**Records supplied:**
>> begin

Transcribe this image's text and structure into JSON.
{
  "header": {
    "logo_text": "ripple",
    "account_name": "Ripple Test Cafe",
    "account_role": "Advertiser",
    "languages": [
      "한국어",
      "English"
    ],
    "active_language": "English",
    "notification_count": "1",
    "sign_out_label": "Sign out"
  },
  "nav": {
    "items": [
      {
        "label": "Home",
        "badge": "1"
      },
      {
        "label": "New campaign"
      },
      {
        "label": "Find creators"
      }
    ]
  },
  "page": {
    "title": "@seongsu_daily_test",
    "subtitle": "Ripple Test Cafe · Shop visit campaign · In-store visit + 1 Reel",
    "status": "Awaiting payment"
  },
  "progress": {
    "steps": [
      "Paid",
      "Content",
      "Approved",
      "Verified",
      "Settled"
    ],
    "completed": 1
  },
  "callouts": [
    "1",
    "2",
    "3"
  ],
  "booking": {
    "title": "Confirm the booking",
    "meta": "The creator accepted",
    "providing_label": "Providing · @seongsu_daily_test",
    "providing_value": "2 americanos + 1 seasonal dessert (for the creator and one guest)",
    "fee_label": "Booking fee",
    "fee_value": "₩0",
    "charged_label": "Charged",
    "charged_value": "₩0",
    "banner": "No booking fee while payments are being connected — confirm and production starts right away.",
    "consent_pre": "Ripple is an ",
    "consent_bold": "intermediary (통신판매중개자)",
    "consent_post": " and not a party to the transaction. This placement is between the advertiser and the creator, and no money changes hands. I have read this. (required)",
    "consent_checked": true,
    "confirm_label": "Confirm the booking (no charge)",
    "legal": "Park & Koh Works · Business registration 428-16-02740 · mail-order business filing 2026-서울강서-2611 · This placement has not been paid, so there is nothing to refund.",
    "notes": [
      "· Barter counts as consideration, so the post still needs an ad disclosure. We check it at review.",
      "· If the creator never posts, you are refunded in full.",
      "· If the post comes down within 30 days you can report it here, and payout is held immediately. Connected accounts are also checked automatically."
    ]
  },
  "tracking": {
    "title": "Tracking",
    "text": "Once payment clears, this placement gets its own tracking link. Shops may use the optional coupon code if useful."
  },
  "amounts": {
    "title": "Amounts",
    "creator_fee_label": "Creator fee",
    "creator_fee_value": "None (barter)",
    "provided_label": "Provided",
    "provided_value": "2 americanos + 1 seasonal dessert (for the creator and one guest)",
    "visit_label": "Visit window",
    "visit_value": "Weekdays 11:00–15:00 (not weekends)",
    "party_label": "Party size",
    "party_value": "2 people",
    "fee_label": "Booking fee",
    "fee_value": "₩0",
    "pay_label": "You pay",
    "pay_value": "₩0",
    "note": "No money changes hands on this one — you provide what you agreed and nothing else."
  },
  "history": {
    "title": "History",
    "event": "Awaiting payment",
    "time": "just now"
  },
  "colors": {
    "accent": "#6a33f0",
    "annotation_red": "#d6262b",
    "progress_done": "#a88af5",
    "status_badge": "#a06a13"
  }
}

>> end

**Exercise aim:** Print the records above exactly as they appear.

**Finished task:**
Transcribe this image's text and structure into JSON.
{
  "header": {
    "logo_text": "ripple",
    "account_name": "Ripple Test Cafe",
    "account_role": "Advertiser",
    "languages": [
      "한국어",
      "English"
    ],
    "active_language": "English",
    "notification_count": "1",
    "sign_out_label": "Sign out"
  },
  "nav": {
    "items": [
      {
        "label": "Home",
        "badge": "1"
      },
      {
        "label": "New campaign"
      },
      {
        "label": "Find creators"
      }
    ]
  },
  "page": {
    "title": "@seongsu_daily_test",
    "subtitle": "Ripple Test Cafe · Shop visit campaign · In-store visit + 1 Reel",
    "status": "Awaiting payment"
  },
  "progress": {
    "steps": [
      "Paid",
      "Content",
      "Approved",
      "Verified",
      "Settled"
    ],
    "completed": 1
  },
  "callouts": [
    "1",
    "2",
    "3"
  ],
  "booking": {
    "title": "Confirm the booking",
    "meta": "The creator accepted",
    "providing_label": "Providing · @seongsu_daily_test",
    "providing_value": "2 americanos + 1 seasonal dessert (for the creator and one guest)",
    "fee_label": "Booking fee",
    "fee_value": "₩0",
    "charged_label": "Charged",
    "charged_value": "₩0",
    "banner": "No booking fee while payments are being connected — confirm and production starts right away.",
    "consent_pre": "Ripple is an ",
    "consent_bold": "intermediary (통신판매중개자)",
    "consent_post": " and not a party to the transaction. This placement is between the advertiser and the creator, and no money changes hands. I have read this. (required)",
    "consent_checked": true,
    "confirm_label": "Confirm the booking (no charge)",
    "legal": "Park & Koh Works · Business registration 428-16-02740 · mail-order business filing 2026-서울강서-2611 · This placement has not been paid, so there is nothing to refund.",
    "notes": [
      "· Barter counts as consideration, so the post still needs an ad disclosure. We check it at review.",
      "· If the creator never posts, you are refunded in full.",
      "· If the post comes down within 30 days you can report it here, and payout is held immediately. Connected accounts are also checked automatically."
    ]
  },
  "tracking": {
    "title": "Tracking",
    "text": "Once payment clears, this placement gets its own tracking link. Shops may use the optional coupon code if useful."
  },
  "amounts": {
    "title": "Amounts",
    "creator_fee_label": "Creator fee",
    "creator_fee_value": "None (barter)",
    "provided_label": "Provided",
    "provided_value": "2 americanos + 1 seasonal dessert (for the creator and one guest)",
    "visit_label": "Visit window",
    "visit_value": "Weekdays 11:00–15:00 (not weekends)",
    "party_label": "Party size",
    "party_value": "2 people",
    "fee_label": "Booking fee",
    "fee_value": "₩0",
    "pay_label": "You pay",
    "pay_value": "₩0",
    "note": "No money changes hands on this one — you provide what you agreed and nothing else."
  },
  "history": {
    "title": "History",
    "event": "Awaiting payment",
    "time": "just now"
  },
  "colors": {
    "accent": "#6a33f0",
    "annotation_red": "#d6262b",
    "progress_done": "#a88af5",
    "status_badge": "#a06a13"
  }
}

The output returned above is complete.